* start Records for this exercise *

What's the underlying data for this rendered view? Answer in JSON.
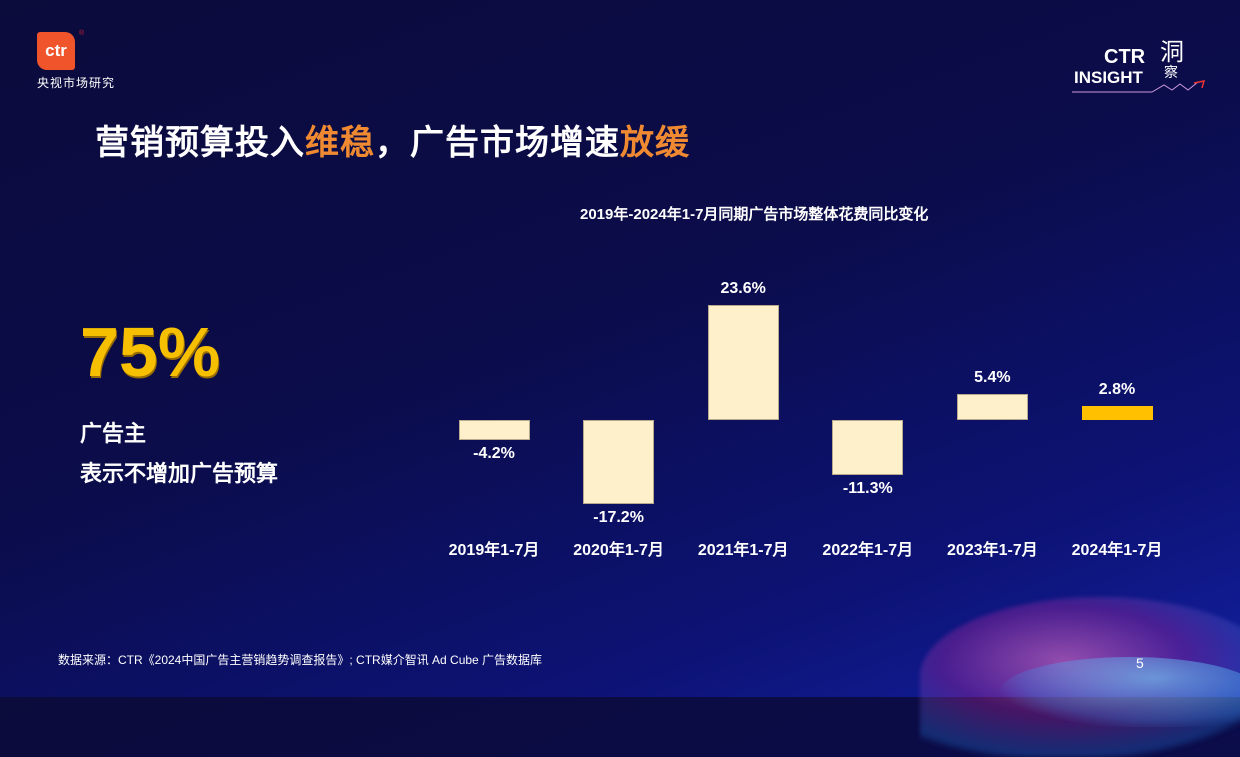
{
  "header": {
    "logo_text": "ctr",
    "logo_reg": "®",
    "logo_subtitle": "央视市场研究",
    "brand": {
      "ctr": "CTR",
      "insight": "INSIGHT",
      "cn_top": "洞",
      "cn_bottom": "察"
    }
  },
  "title": {
    "part1": "营销预算投入",
    "hl1": "维稳",
    "part2": "，广告市场增速",
    "hl2": "放缓"
  },
  "highlight": {
    "value": "75%",
    "line1": "广告主",
    "line2": "表示不增加广告预算"
  },
  "colors": {
    "bar": "#fff0cc",
    "bar_highlight": "#ffc000",
    "accent": "#f08a32",
    "big_number": "#f6c000"
  },
  "chart_data": {
    "type": "bar",
    "title": "2019年-2024年1-7月同期广告市场整体花费同比变化",
    "categories": [
      "2019年1-7月",
      "2020年1-7月",
      "2021年1-7月",
      "2022年1-7月",
      "2023年1-7月",
      "2024年1-7月"
    ],
    "values": [
      -4.2,
      -17.2,
      23.6,
      -11.3,
      5.4,
      2.8
    ],
    "labels": [
      "-4.2%",
      "-17.2%",
      "23.6%",
      "-11.3%",
      "5.4%",
      "2.8%"
    ],
    "xlabel": "",
    "ylabel": "",
    "unit": "%",
    "grid": false,
    "legend": "none",
    "highlight_index": 5
  },
  "footer": {
    "source": "数据来源：CTR《2024中国广告主营销趋势调查报告》; CTR媒介智讯 Ad Cube 广告数据库",
    "page_number": "5"
  }
}
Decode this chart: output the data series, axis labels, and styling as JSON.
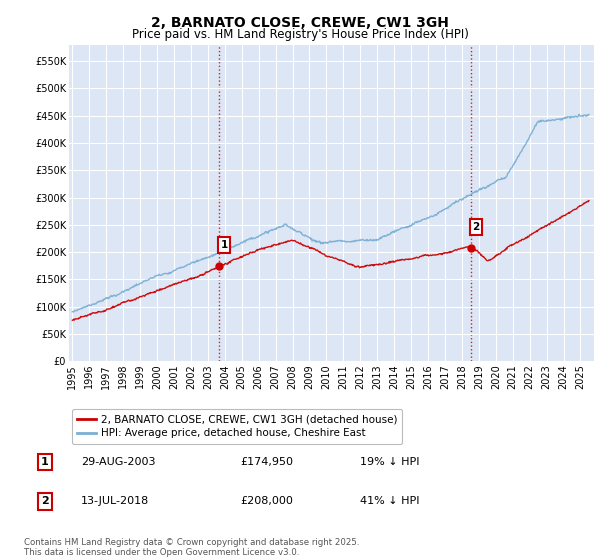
{
  "title": "2, BARNATO CLOSE, CREWE, CW1 3GH",
  "subtitle": "Price paid vs. HM Land Registry's House Price Index (HPI)",
  "ylabel_ticks": [
    "£0",
    "£50K",
    "£100K",
    "£150K",
    "£200K",
    "£250K",
    "£300K",
    "£350K",
    "£400K",
    "£450K",
    "£500K",
    "£550K"
  ],
  "ytick_values": [
    0,
    50000,
    100000,
    150000,
    200000,
    250000,
    300000,
    350000,
    400000,
    450000,
    500000,
    550000
  ],
  "ylim": [
    0,
    580000
  ],
  "xlim_start": 1994.8,
  "xlim_end": 2025.8,
  "xtick_years": [
    1995,
    1996,
    1997,
    1998,
    1999,
    2000,
    2001,
    2002,
    2003,
    2004,
    2005,
    2006,
    2007,
    2008,
    2009,
    2010,
    2011,
    2012,
    2013,
    2014,
    2015,
    2016,
    2017,
    2018,
    2019,
    2020,
    2021,
    2022,
    2023,
    2024,
    2025
  ],
  "marker1_x": 2003.66,
  "marker1_y": 174950,
  "marker1_label": "1",
  "marker1_date": "29-AUG-2003",
  "marker1_price": "£174,950",
  "marker1_hpi": "19% ↓ HPI",
  "marker2_x": 2018.54,
  "marker2_y": 208000,
  "marker2_label": "2",
  "marker2_date": "13-JUL-2018",
  "marker2_price": "£208,000",
  "marker2_hpi": "41% ↓ HPI",
  "line1_color": "#cc0000",
  "line2_color": "#7bafd4",
  "vline_color": "#cc0000",
  "plot_bg_color": "#dce6f5",
  "grid_color": "#ffffff",
  "legend1_label": "2, BARNATO CLOSE, CREWE, CW1 3GH (detached house)",
  "legend2_label": "HPI: Average price, detached house, Cheshire East",
  "footer": "Contains HM Land Registry data © Crown copyright and database right 2025.\nThis data is licensed under the Open Government Licence v3.0.",
  "title_fontsize": 10,
  "subtitle_fontsize": 8.5,
  "tick_fontsize": 7
}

* end Records for this exercise *

-- Given instruction --
Nothing in the entries above should change when they are printed again, except that the pictures are dropped.

-- Exercise result --
What's the underlying data for this rendered view? Answer in JSON.
{
  "header": {
    "logo_text": "ctr",
    "logo_reg": "®",
    "logo_subtitle": "央视市场研究",
    "brand": {
      "ctr": "CTR",
      "insight": "INSIGHT",
      "cn_top": "洞",
      "cn_bottom": "察"
    }
  },
  "title": {
    "part1": "营销预算投入",
    "hl1": "维稳",
    "part2": "，广告市场增速",
    "hl2": "放缓"
  },
  "highlight": {
    "value": "75%",
    "line1": "广告主",
    "line2": "表示不增加广告预算"
  },
  "colors": {
    "bar": "#fff0cc",
    "bar_highlight": "#ffc000",
    "accent": "#f08a32",
    "big_number": "#f6c000"
  },
  "chart_data": {
    "type": "bar",
    "title": "2019年-2024年1-7月同期广告市场整体花费同比变化",
    "categories": [
      "2019年1-7月",
      "2020年1-7月",
      "2021年1-7月",
      "2022年1-7月",
      "2023年1-7月",
      "2024年1-7月"
    ],
    "values": [
      -4.2,
      -17.2,
      23.6,
      -11.3,
      5.4,
      2.8
    ],
    "labels": [
      "-4.2%",
      "-17.2%",
      "23.6%",
      "-11.3%",
      "5.4%",
      "2.8%"
    ],
    "xlabel": "",
    "ylabel": "",
    "unit": "%",
    "grid": false,
    "legend": "none",
    "highlight_index": 5
  },
  "footer": {
    "source": "数据来源：CTR《2024中国广告主营销趋势调查报告》; CTR媒介智讯 Ad Cube 广告数据库",
    "page_number": "5"
  }
}
Decode this chart: output the data series, axis labels, and styling as JSON.
{
  "title": "2, BARNATO CLOSE, CREWE, CW1 3GH",
  "subtitle": "Price paid vs. HM Land Registry's House Price Index (HPI)",
  "ylabel_ticks": [
    "£0",
    "£50K",
    "£100K",
    "£150K",
    "£200K",
    "£250K",
    "£300K",
    "£350K",
    "£400K",
    "£450K",
    "£500K",
    "£550K"
  ],
  "ytick_values": [
    0,
    50000,
    100000,
    150000,
    200000,
    250000,
    300000,
    350000,
    400000,
    450000,
    500000,
    550000
  ],
  "ylim": [
    0,
    580000
  ],
  "xlim_start": 1994.8,
  "xlim_end": 2025.8,
  "xtick_years": [
    1995,
    1996,
    1997,
    1998,
    1999,
    2000,
    2001,
    2002,
    2003,
    2004,
    2005,
    2006,
    2007,
    2008,
    2009,
    2010,
    2011,
    2012,
    2013,
    2014,
    2015,
    2016,
    2017,
    2018,
    2019,
    2020,
    2021,
    2022,
    2023,
    2024,
    2025
  ],
  "marker1_x": 2003.66,
  "marker1_y": 174950,
  "marker1_label": "1",
  "marker1_date": "29-AUG-2003",
  "marker1_price": "£174,950",
  "marker1_hpi": "19% ↓ HPI",
  "marker2_x": 2018.54,
  "marker2_y": 208000,
  "marker2_label": "2",
  "marker2_date": "13-JUL-2018",
  "marker2_price": "£208,000",
  "marker2_hpi": "41% ↓ HPI",
  "line1_color": "#cc0000",
  "line2_color": "#7bafd4",
  "vline_color": "#cc0000",
  "plot_bg_color": "#dce6f5",
  "grid_color": "#ffffff",
  "legend1_label": "2, BARNATO CLOSE, CREWE, CW1 3GH (detached house)",
  "legend2_label": "HPI: Average price, detached house, Cheshire East",
  "footer": "Contains HM Land Registry data © Crown copyright and database right 2025.\nThis data is licensed under the Open Government Licence v3.0.",
  "title_fontsize": 10,
  "subtitle_fontsize": 8.5,
  "tick_fontsize": 7
}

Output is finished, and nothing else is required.